GIVEN EXERCISE:
Report every line in the listing that contains the string "distrito".
** START **
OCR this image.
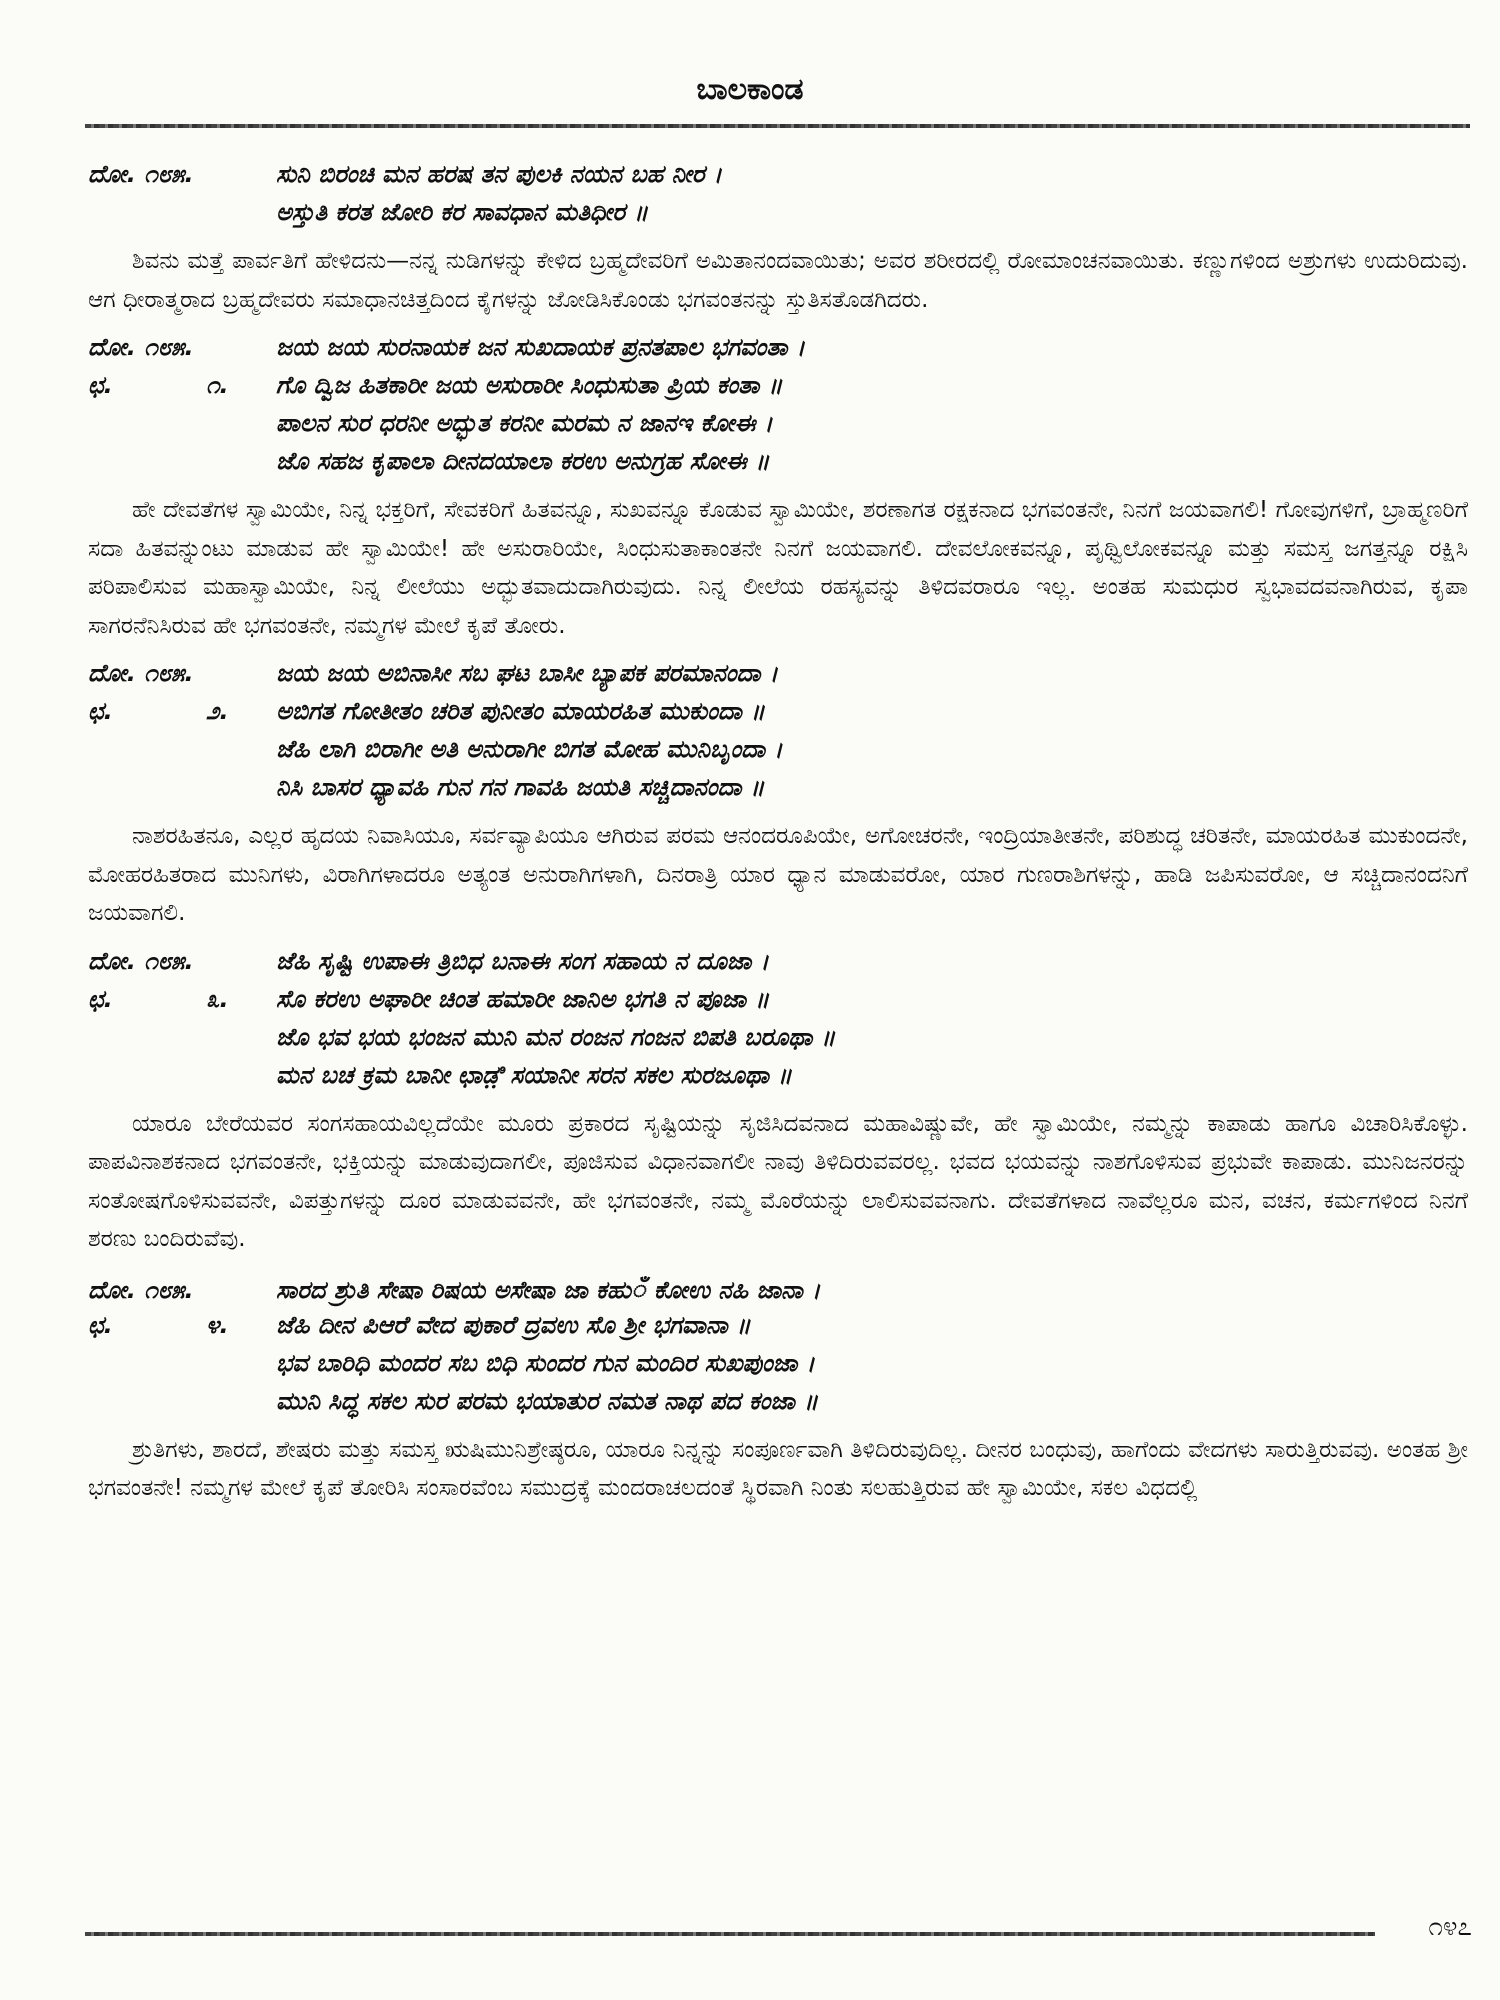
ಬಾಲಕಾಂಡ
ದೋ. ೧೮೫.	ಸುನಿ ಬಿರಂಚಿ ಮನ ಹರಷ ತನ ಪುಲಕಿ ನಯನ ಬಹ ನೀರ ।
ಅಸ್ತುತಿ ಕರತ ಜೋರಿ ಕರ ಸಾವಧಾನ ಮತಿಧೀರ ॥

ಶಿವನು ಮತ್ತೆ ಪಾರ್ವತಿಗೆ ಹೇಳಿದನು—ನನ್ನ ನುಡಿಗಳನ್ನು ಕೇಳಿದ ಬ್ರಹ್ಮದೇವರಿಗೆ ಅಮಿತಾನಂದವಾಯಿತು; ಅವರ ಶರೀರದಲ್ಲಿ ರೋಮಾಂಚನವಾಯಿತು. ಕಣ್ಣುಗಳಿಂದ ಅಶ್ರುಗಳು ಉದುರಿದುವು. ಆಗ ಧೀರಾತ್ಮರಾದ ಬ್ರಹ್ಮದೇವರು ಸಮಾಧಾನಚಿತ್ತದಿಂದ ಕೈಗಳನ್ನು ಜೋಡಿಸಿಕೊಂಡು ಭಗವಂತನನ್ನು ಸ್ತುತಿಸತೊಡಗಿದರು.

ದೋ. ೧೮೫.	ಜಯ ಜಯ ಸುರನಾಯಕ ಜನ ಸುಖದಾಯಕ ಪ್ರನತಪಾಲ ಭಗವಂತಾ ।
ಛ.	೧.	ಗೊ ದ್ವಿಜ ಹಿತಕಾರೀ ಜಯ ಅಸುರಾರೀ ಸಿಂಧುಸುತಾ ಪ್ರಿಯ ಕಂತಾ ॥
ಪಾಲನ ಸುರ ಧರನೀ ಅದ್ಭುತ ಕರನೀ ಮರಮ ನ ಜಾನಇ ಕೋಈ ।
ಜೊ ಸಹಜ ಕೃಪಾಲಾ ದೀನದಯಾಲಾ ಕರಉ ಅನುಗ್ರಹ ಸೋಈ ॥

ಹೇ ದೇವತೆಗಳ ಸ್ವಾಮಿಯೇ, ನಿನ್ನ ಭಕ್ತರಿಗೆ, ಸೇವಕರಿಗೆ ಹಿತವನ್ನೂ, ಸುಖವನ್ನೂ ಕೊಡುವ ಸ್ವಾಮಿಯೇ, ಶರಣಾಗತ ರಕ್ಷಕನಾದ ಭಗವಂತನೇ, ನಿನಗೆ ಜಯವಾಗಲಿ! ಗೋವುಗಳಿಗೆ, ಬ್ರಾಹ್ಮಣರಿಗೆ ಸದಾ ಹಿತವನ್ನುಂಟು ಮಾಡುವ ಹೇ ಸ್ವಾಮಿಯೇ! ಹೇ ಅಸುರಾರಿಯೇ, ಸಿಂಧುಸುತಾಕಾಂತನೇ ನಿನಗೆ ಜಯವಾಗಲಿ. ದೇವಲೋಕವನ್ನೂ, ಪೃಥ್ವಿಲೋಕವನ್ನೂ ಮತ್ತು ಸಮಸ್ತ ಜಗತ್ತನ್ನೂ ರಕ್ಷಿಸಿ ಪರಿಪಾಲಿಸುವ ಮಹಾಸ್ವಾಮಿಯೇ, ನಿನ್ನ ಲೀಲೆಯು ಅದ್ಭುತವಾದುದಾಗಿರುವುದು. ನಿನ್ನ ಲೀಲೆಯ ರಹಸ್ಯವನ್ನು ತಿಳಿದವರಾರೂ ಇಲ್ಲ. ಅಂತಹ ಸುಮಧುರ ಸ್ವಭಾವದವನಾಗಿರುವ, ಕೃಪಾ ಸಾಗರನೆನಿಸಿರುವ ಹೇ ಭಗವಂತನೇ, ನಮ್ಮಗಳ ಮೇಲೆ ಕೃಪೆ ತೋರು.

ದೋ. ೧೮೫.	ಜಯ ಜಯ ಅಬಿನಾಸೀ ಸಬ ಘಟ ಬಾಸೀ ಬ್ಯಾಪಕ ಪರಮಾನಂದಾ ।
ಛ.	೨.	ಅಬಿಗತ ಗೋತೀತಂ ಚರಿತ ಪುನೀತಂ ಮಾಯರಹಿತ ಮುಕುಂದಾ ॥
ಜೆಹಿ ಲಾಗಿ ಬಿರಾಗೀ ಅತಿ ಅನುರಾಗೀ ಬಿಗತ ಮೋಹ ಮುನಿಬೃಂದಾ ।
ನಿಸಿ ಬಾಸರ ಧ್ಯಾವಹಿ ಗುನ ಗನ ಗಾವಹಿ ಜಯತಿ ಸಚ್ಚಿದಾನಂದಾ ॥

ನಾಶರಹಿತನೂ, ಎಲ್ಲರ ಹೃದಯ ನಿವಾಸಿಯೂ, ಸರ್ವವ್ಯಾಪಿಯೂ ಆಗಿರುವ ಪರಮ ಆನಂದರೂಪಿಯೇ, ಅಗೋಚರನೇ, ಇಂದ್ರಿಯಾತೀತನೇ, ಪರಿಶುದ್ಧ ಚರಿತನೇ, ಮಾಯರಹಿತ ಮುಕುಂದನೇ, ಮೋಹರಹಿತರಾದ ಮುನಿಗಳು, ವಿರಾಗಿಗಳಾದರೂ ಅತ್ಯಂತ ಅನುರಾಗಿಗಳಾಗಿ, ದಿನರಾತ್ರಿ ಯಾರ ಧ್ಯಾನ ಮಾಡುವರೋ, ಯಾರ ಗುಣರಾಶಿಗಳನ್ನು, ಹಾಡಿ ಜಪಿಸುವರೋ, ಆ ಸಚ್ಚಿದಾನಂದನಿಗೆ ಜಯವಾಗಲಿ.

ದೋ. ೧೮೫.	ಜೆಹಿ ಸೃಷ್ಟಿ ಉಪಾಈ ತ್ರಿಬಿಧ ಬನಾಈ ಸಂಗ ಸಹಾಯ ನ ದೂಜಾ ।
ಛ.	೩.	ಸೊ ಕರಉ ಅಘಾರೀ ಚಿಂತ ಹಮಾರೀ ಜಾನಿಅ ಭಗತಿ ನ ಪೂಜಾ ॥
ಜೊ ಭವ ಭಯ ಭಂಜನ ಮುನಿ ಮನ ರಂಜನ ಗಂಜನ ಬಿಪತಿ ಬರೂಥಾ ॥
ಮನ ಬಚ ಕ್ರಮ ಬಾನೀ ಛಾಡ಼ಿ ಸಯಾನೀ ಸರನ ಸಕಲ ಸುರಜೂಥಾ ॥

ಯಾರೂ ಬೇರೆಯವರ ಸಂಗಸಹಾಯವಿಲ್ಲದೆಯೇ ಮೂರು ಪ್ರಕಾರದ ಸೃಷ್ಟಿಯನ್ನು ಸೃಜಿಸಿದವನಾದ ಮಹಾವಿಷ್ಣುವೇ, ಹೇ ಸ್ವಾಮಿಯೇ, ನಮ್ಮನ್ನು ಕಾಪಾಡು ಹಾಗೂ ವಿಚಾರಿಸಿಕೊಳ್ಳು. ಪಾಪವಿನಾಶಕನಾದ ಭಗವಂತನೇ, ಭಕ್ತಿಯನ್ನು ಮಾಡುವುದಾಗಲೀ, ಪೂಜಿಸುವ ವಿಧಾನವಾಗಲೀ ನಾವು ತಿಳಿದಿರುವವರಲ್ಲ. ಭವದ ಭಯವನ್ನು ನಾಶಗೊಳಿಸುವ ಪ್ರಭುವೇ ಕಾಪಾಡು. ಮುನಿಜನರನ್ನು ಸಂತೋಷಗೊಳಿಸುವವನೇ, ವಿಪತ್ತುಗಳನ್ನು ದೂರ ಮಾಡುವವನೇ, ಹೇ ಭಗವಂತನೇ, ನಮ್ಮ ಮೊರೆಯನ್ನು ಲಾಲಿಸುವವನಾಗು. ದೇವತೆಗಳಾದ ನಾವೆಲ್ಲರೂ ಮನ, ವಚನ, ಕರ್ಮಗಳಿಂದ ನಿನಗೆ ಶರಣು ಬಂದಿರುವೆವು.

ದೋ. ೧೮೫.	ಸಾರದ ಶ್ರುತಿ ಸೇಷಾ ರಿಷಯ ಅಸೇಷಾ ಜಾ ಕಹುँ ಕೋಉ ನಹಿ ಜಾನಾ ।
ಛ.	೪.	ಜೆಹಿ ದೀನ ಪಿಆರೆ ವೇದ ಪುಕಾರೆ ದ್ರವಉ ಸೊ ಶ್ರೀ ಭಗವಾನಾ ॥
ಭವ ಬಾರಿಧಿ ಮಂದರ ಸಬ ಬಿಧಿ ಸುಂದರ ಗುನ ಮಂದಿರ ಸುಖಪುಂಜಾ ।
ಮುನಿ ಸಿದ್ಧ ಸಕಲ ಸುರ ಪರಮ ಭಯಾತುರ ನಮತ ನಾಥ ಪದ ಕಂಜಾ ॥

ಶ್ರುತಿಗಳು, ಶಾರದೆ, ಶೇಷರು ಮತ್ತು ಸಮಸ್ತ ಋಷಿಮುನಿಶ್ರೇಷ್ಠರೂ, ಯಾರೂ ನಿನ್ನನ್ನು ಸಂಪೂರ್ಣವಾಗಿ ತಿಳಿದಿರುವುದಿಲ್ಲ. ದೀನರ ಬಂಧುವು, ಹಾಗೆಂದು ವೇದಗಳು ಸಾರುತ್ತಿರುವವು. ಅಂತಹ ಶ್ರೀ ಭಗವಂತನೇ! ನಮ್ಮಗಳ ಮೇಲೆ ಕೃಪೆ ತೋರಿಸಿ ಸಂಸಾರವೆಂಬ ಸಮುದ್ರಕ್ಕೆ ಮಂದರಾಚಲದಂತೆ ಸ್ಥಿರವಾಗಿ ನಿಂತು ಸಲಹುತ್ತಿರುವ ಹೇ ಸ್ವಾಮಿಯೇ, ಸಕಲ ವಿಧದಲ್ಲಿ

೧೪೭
** END **
** START **
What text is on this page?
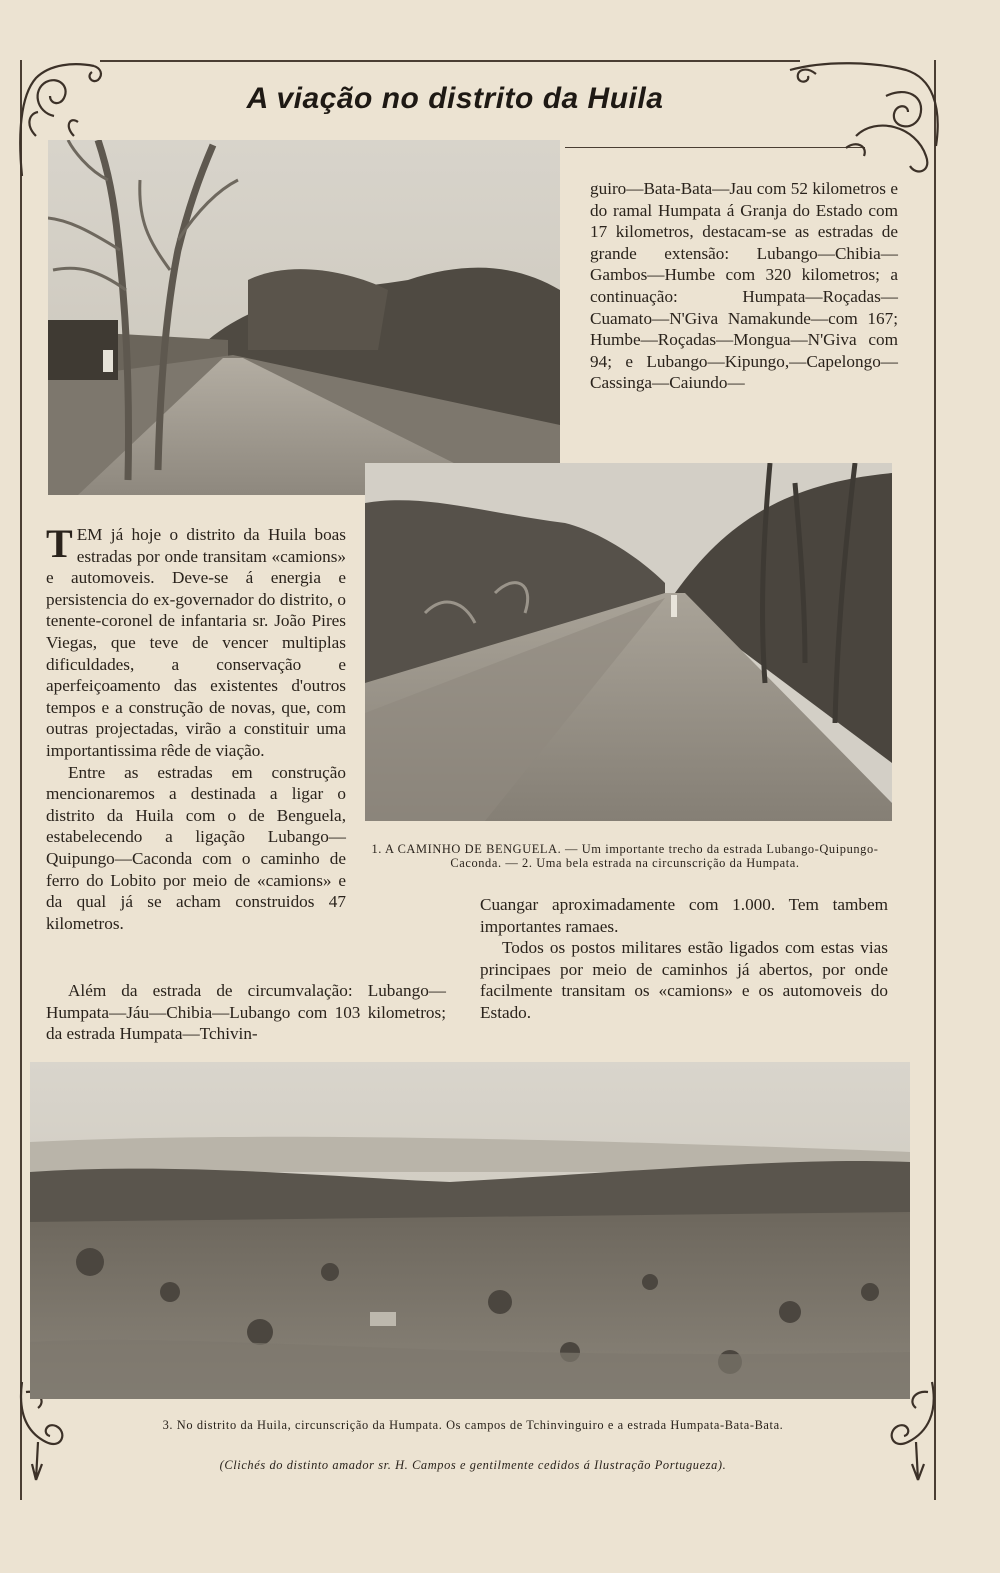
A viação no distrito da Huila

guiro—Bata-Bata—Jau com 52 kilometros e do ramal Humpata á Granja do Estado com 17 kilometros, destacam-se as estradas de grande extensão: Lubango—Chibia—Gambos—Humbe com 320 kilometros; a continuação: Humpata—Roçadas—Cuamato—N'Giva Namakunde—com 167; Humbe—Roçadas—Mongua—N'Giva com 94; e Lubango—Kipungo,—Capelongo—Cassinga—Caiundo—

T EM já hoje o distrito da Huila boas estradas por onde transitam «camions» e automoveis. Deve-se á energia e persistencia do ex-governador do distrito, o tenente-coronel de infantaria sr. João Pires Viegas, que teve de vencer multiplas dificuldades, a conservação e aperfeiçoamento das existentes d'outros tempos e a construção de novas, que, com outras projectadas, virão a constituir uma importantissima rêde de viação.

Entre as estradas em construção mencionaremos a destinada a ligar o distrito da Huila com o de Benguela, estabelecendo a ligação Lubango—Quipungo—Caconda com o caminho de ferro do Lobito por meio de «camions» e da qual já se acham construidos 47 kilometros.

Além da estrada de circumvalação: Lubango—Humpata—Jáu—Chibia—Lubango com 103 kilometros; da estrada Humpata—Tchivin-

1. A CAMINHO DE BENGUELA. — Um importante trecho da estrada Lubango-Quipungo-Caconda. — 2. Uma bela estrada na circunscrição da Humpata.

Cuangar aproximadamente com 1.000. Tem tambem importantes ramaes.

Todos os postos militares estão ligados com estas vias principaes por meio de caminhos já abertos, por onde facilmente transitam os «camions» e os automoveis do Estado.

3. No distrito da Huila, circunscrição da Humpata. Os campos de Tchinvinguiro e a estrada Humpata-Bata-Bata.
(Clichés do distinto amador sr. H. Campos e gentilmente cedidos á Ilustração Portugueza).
** END **
IN RESPONSE:
A viação no distrito da Huila
T EM já hoje o distrito da Huila boas estradas por onde transitam «camions» e automoveis. Deve-se á energia e persistencia do ex-governador do distrito, o tenente-coronel de infantaria sr. João Pires Viegas, que teve de vencer multiplas dificuldades, a conservação e aperfeiçoamento das existentes d'outros tempos e a construção de novas, que, com outras projectadas, virão a constituir uma importantissima rêde de viação.
Entre as estradas em construção mencionaremos a destinada a ligar o distrito da Huila com o de Benguela, estabelecendo a ligação Lubango—Quipungo—Caconda com o caminho de ferro do Lobito por meio de «camions» e da qual já se acham construidos 47 kilometros.
3. No distrito da Huila, circunscrição da Humpata. Os campos de Tchinvinguiro e a estrada Humpata-Bata-Bata.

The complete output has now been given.